Work required: Repeat the material below exactly, with no pictures.

Material provided:
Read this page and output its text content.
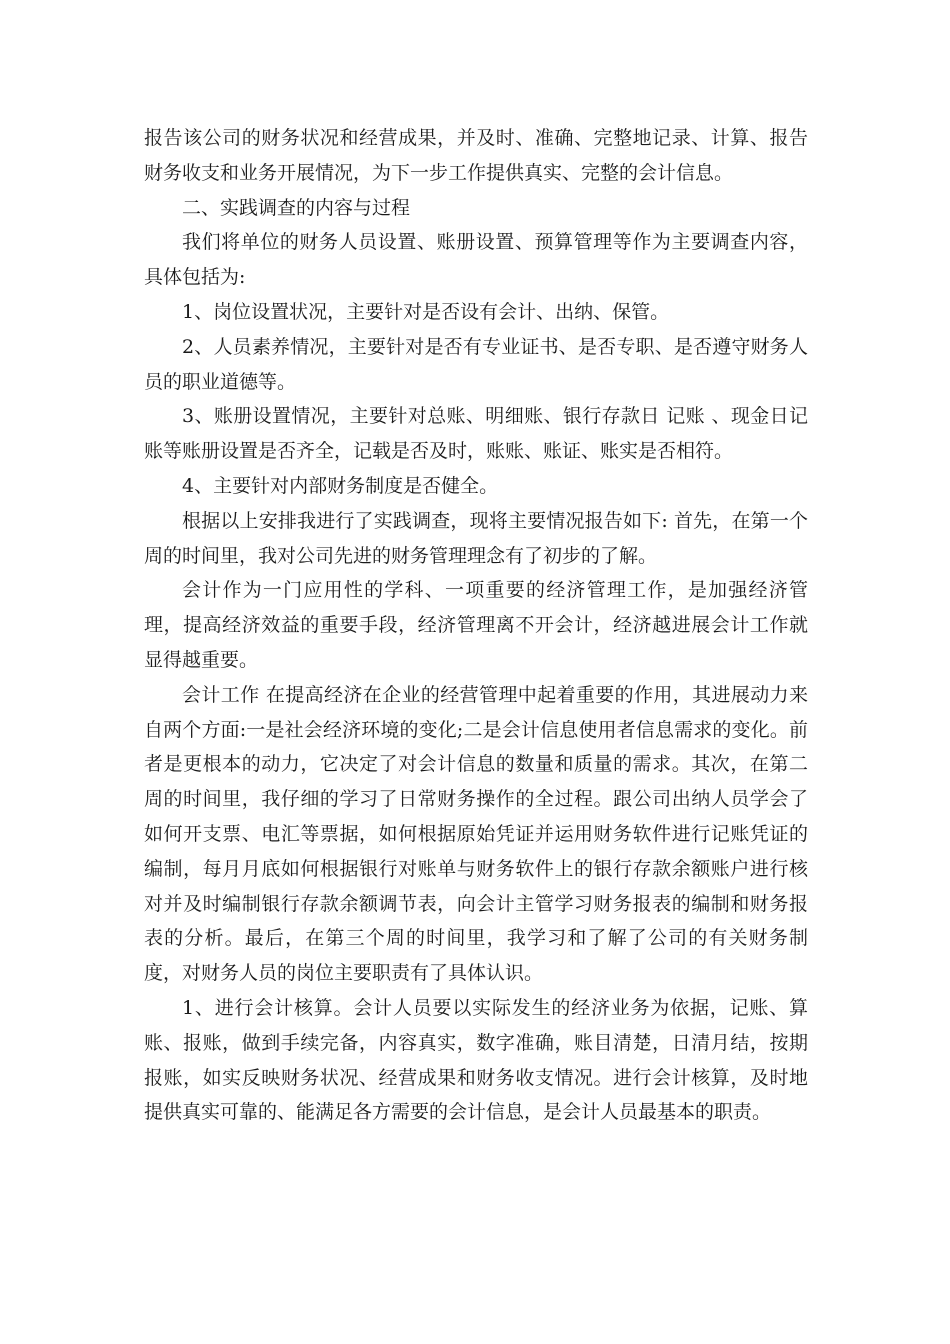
报告该公司的财务状况和经营成果，并及时、准确、完整地记录、计算、报告财务收支和业务开展情况，为下一步工作提供真实、完整的会计信息。

二、实践调查的内容与过程

我们将单位的财务人员设置、账册设置、预算管理等作为主要调查内容，具体包括为:

1、岗位设置状况，主要针对是否设有会计、出纳、保管。

2、人员素养情况，主要针对是否有专业证书、是否专职、是否遵守财务人员的职业道德等。

3、账册设置情况，主要针对总账、明细账、银行存款日 记账 、现金日记账等账册设置是否齐全，记载是否及时，账账、账证、账实是否相符。

4、主要针对内部财务制度是否健全。

根据以上安排我进行了实践调查，现将主要情况报告如下: 首先，在第一个周的时间里，我对公司先进的财务管理理念有了初步的了解。

会计作为一门应用性的学科、一项重要的经济管理工作，是加强经济管理，提高经济效益的重要手段，经济管理离不开会计，经济越进展会计工作就显得越重要。

会计工作 在提高经济在企业的经营管理中起着重要的作用，其进展动力来自两个方面:一是社会经济环境的变化;二是会计信息使用者信息需求的变化。前者是更根本的动力，它决定了对会计信息的数量和质量的需求。其次，在第二周的时间里，我仔细的学习了日常财务操作的全过程。跟公司出纳人员学会了如何开支票、电汇等票据，如何根据原始凭证并运用财务软件进行记账凭证的编制，每月月底如何根据银行对账单与财务软件上的银行存款余额账户进行核对并及时编制银行存款余额调节表，向会计主管学习财务报表的编制和财务报表的分析。最后，在第三个周的时间里，我学习和了解了公司的有关财务制度，对财务人员的岗位主要职责有了具体认识。

1、进行会计核算。会计人员要以实际发生的经济业务为依据，记账、算账、报账，做到手续完备，内容真实，数字准确，账目清楚，日清月结，按期报账，如实反映财务状况、经营成果和财务收支情况。进行会计核算，及时地提供真实可靠的、能满足各方需要的会计信息，是会计人员最基本的职责。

Solution to the exercise:
Read this page and output its text content.
报告该公司的财务状况和经营成果，并及时、准确、完整地记录、计算、报告财务收支和业务开展情况，为下一步工作提供真实、完整的会计信息。

二、实践调查的内容与过程

我们将单位的财务人员设置、账册设置、预算管理等作为主要调查内容，具体包括为:

1、岗位设置状况，主要针对是否设有会计、出纳、保管。

2、人员素养情况，主要针对是否有专业证书、是否专职、是否遵守财务人员的职业道德等。

3、账册设置情况，主要针对总账、明细账、银行存款日 记账 、现金日记账等账册设置是否齐全，记载是否及时，账账、账证、账实是否相符。

4、主要针对内部财务制度是否健全。

根据以上安排我进行了实践调查，现将主要情况报告如下: 首先，在第一个周的时间里，我对公司先进的财务管理理念有了初步的了解。

会计作为一门应用性的学科、一项重要的经济管理工作，是加强经济管理，提高经济效益的重要手段，经济管理离不开会计，经济越进展会计工作就显得越重要。

会计工作 在提高经济在企业的经营管理中起着重要的作用，其进展动力来自两个方面:一是社会经济环境的变化;二是会计信息使用者信息需求的变化。前者是更根本的动力，它决定了对会计信息的数量和质量的需求。其次，在第二周的时间里，我仔细的学习了日常财务操作的全过程。跟公司出纳人员学会了如何开支票、电汇等票据，如何根据原始凭证并运用财务软件进行记账凭证的编制，每月月底如何根据银行对账单与财务软件上的银行存款余额账户进行核对并及时编制银行存款余额调节表，向会计主管学习财务报表的编制和财务报表的分析。最后，在第三个周的时间里，我学习和了解了公司的有关财务制度，对财务人员的岗位主要职责有了具体认识。

1、进行会计核算。会计人员要以实际发生的经济业务为依据，记账、算账、报账，做到手续完备，内容真实，数字准确，账目清楚，日清月结，按期报账，如实反映财务状况、经营成果和财务收支情况。进行会计核算，及时地提供真实可靠的、能满足各方需要的会计信息，是会计人员最基本的职责。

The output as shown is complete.